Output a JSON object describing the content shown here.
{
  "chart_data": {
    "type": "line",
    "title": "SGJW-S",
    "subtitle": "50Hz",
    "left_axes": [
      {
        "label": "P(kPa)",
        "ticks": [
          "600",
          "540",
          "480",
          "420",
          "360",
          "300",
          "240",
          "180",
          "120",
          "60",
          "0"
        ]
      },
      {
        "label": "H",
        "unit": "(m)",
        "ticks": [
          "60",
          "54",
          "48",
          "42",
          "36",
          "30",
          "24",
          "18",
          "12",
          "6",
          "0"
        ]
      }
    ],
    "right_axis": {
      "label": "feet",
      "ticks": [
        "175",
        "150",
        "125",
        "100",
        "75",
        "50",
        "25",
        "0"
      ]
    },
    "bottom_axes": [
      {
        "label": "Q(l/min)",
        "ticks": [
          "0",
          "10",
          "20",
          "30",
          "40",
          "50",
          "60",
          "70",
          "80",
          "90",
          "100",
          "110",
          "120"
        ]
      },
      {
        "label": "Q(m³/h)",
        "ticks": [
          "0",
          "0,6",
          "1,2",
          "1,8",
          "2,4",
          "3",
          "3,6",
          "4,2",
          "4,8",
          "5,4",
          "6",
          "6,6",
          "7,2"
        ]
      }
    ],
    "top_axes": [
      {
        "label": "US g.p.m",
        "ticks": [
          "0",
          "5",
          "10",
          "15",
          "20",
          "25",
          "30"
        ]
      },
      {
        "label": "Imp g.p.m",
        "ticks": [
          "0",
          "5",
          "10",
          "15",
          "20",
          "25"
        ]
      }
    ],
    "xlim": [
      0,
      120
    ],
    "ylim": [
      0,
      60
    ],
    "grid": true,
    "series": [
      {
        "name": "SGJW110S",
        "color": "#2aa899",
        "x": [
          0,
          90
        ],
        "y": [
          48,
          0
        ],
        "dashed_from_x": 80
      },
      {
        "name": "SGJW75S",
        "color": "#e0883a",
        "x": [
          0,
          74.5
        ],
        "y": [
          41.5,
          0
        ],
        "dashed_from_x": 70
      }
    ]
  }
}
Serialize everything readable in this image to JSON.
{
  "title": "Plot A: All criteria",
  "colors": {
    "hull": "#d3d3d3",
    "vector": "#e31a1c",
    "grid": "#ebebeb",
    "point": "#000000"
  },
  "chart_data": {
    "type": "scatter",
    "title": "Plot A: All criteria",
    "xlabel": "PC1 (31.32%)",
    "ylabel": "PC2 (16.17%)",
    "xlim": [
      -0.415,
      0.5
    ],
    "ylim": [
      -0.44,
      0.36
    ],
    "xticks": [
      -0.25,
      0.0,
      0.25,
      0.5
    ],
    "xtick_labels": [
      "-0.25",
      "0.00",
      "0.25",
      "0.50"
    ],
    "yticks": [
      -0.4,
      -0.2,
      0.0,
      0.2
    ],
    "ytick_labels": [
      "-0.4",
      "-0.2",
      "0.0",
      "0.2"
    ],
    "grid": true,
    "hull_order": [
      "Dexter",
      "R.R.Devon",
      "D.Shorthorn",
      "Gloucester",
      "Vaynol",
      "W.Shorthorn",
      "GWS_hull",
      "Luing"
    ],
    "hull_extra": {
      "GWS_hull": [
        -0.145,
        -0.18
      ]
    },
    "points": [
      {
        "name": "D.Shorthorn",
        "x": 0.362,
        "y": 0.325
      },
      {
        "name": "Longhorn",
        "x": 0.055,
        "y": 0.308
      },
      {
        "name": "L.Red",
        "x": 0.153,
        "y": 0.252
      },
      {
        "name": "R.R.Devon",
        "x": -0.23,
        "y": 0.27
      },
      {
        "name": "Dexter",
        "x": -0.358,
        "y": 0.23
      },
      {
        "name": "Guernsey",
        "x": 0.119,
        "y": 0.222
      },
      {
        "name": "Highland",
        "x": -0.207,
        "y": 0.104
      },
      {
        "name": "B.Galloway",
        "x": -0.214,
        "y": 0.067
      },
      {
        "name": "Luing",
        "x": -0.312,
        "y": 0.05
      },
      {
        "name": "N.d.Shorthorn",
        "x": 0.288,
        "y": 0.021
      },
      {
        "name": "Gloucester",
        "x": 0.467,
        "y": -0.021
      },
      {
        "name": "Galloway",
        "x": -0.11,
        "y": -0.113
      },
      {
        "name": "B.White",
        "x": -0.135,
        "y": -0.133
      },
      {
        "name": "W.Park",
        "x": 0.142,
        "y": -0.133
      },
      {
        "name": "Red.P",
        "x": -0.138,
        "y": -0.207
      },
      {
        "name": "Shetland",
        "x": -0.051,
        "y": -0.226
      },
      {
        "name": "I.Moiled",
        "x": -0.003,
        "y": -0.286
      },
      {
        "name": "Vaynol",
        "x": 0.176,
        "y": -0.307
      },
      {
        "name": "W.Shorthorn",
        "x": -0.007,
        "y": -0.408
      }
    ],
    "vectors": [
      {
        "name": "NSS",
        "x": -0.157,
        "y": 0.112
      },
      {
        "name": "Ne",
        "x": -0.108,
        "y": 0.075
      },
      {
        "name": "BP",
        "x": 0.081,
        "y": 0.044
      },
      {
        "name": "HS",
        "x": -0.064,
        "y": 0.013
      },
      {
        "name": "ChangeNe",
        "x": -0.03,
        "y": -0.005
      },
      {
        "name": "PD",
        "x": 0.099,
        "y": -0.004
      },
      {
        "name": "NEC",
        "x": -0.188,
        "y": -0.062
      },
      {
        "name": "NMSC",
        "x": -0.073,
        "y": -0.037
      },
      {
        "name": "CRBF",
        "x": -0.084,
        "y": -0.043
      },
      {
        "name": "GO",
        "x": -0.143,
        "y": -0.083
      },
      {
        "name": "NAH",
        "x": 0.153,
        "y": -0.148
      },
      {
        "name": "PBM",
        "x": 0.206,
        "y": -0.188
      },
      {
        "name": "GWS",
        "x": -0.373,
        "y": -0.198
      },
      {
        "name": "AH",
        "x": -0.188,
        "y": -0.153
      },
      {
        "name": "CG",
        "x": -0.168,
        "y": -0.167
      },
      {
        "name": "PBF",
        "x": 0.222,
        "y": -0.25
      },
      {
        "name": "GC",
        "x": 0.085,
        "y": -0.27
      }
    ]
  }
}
+ + + + +
> Prompt: Extract the complete set of records unchanged.

> Reply:
Output a JSON object describing the content shown here.
{
  "chart_data": {
    "type": "line",
    "title": "SGJW-S",
    "subtitle": "50Hz",
    "left_axes": [
      {
        "label": "P(kPa)",
        "ticks": [
          "600",
          "540",
          "480",
          "420",
          "360",
          "300",
          "240",
          "180",
          "120",
          "60",
          "0"
        ]
      },
      {
        "label": "H",
        "unit": "(m)",
        "ticks": [
          "60",
          "54",
          "48",
          "42",
          "36",
          "30",
          "24",
          "18",
          "12",
          "6",
          "0"
        ]
      }
    ],
    "right_axis": {
      "label": "feet",
      "ticks": [
        "175",
        "150",
        "125",
        "100",
        "75",
        "50",
        "25",
        "0"
      ]
    },
    "bottom_axes": [
      {
        "label": "Q(l/min)",
        "ticks": [
          "0",
          "10",
          "20",
          "30",
          "40",
          "50",
          "60",
          "70",
          "80",
          "90",
          "100",
          "110",
          "120"
        ]
      },
      {
        "label": "Q(m³/h)",
        "ticks": [
          "0",
          "0,6",
          "1,2",
          "1,8",
          "2,4",
          "3",
          "3,6",
          "4,2",
          "4,8",
          "5,4",
          "6",
          "6,6",
          "7,2"
        ]
      }
    ],
    "top_axes": [
      {
        "label": "US g.p.m",
        "ticks": [
          "0",
          "5",
          "10",
          "15",
          "20",
          "25",
          "30"
        ]
      },
      {
        "label": "Imp g.p.m",
        "ticks": [
          "0",
          "5",
          "10",
          "15",
          "20",
          "25"
        ]
      }
    ],
    "xlim": [
      0,
      120
    ],
    "ylim": [
      0,
      60
    ],
    "grid": true,
    "series": [
      {
        "name": "SGJW110S",
        "color": "#2aa899",
        "x": [
          0,
          90
        ],
        "y": [
          48,
          0
        ],
        "dashed_from_x": 80
      },
      {
        "name": "SGJW75S",
        "color": "#e0883a",
        "x": [
          0,
          74.5
        ],
        "y": [
          41.5,
          0
        ],
        "dashed_from_x": 70
      }
    ]
  }
}
Serialize everything readable in this image to JSON.
{
  "title": "Plot A: All criteria",
  "colors": {
    "hull": "#d3d3d3",
    "vector": "#e31a1c",
    "grid": "#ebebeb",
    "point": "#000000"
  },
  "chart_data": {
    "type": "scatter",
    "title": "Plot A: All criteria",
    "xlabel": "PC1 (31.32%)",
    "ylabel": "PC2 (16.17%)",
    "xlim": [
      -0.415,
      0.5
    ],
    "ylim": [
      -0.44,
      0.36
    ],
    "xticks": [
      -0.25,
      0.0,
      0.25,
      0.5
    ],
    "xtick_labels": [
      "-0.25",
      "0.00",
      "0.25",
      "0.50"
    ],
    "yticks": [
      -0.4,
      -0.2,
      0.0,
      0.2
    ],
    "ytick_labels": [
      "-0.4",
      "-0.2",
      "0.0",
      "0.2"
    ],
    "grid": true,
    "hull_order": [
      "Dexter",
      "R.R.Devon",
      "D.Shorthorn",
      "Gloucester",
      "Vaynol",
      "W.Shorthorn",
      "GWS_hull",
      "Luing"
    ],
    "hull_extra": {
      "GWS_hull": [
        -0.145,
        -0.18
      ]
    },
    "points": [
      {
        "name": "D.Shorthorn",
        "x": 0.362,
        "y": 0.325
      },
      {
        "name": "Longhorn",
        "x": 0.055,
        "y": 0.308
      },
      {
        "name": "L.Red",
        "x": 0.153,
        "y": 0.252
      },
      {
        "name": "R.R.Devon",
        "x": -0.23,
        "y": 0.27
      },
      {
        "name": "Dexter",
        "x": -0.358,
        "y": 0.23
      },
      {
        "name": "Guernsey",
        "x": 0.119,
        "y": 0.222
      },
      {
        "name": "Highland",
        "x": -0.207,
        "y": 0.104
      },
      {
        "name": "B.Galloway",
        "x": -0.214,
        "y": 0.067
      },
      {
        "name": "Luing",
        "x": -0.312,
        "y": 0.05
      },
      {
        "name": "N.d.Shorthorn",
        "x": 0.288,
        "y": 0.021
      },
      {
        "name": "Gloucester",
        "x": 0.467,
        "y": -0.021
      },
      {
        "name": "Galloway",
        "x": -0.11,
        "y": -0.113
      },
      {
        "name": "B.White",
        "x": -0.135,
        "y": -0.133
      },
      {
        "name": "W.Park",
        "x": 0.142,
        "y": -0.133
      },
      {
        "name": "Red.P",
        "x": -0.138,
        "y": -0.207
      },
      {
        "name": "Shetland",
        "x": -0.051,
        "y": -0.226
      },
      {
        "name": "I.Moiled",
        "x": -0.003,
        "y": -0.286
      },
      {
        "name": "Vaynol",
        "x": 0.176,
        "y": -0.307
      },
      {
        "name": "W.Shorthorn",
        "x": -0.007,
        "y": -0.408
      }
    ],
    "vectors": [
      {
        "name": "NSS",
        "x": -0.157,
        "y": 0.112
      },
      {
        "name": "Ne",
        "x": -0.108,
        "y": 0.075
      },
      {
        "name": "BP",
        "x": 0.081,
        "y": 0.044
      },
      {
        "name": "HS",
        "x": -0.064,
        "y": 0.013
      },
      {
        "name": "ChangeNe",
        "x": -0.03,
        "y": -0.005
      },
      {
        "name": "PD",
        "x": 0.099,
        "y": -0.004
      },
      {
        "name": "NEC",
        "x": -0.188,
        "y": -0.062
      },
      {
        "name": "NMSC",
        "x": -0.073,
        "y": -0.037
      },
      {
        "name": "CRBF",
        "x": -0.084,
        "y": -0.043
      },
      {
        "name": "GO",
        "x": -0.143,
        "y": -0.083
      },
      {
        "name": "NAH",
        "x": 0.153,
        "y": -0.148
      },
      {
        "name": "PBM",
        "x": 0.206,
        "y": -0.188
      },
      {
        "name": "GWS",
        "x": -0.373,
        "y": -0.198
      },
      {
        "name": "AH",
        "x": -0.188,
        "y": -0.153
      },
      {
        "name": "CG",
        "x": -0.168,
        "y": -0.167
      },
      {
        "name": "PBF",
        "x": 0.222,
        "y": -0.25
      },
      {
        "name": "GC",
        "x": 0.085,
        "y": -0.27
      }
    ]
  }
}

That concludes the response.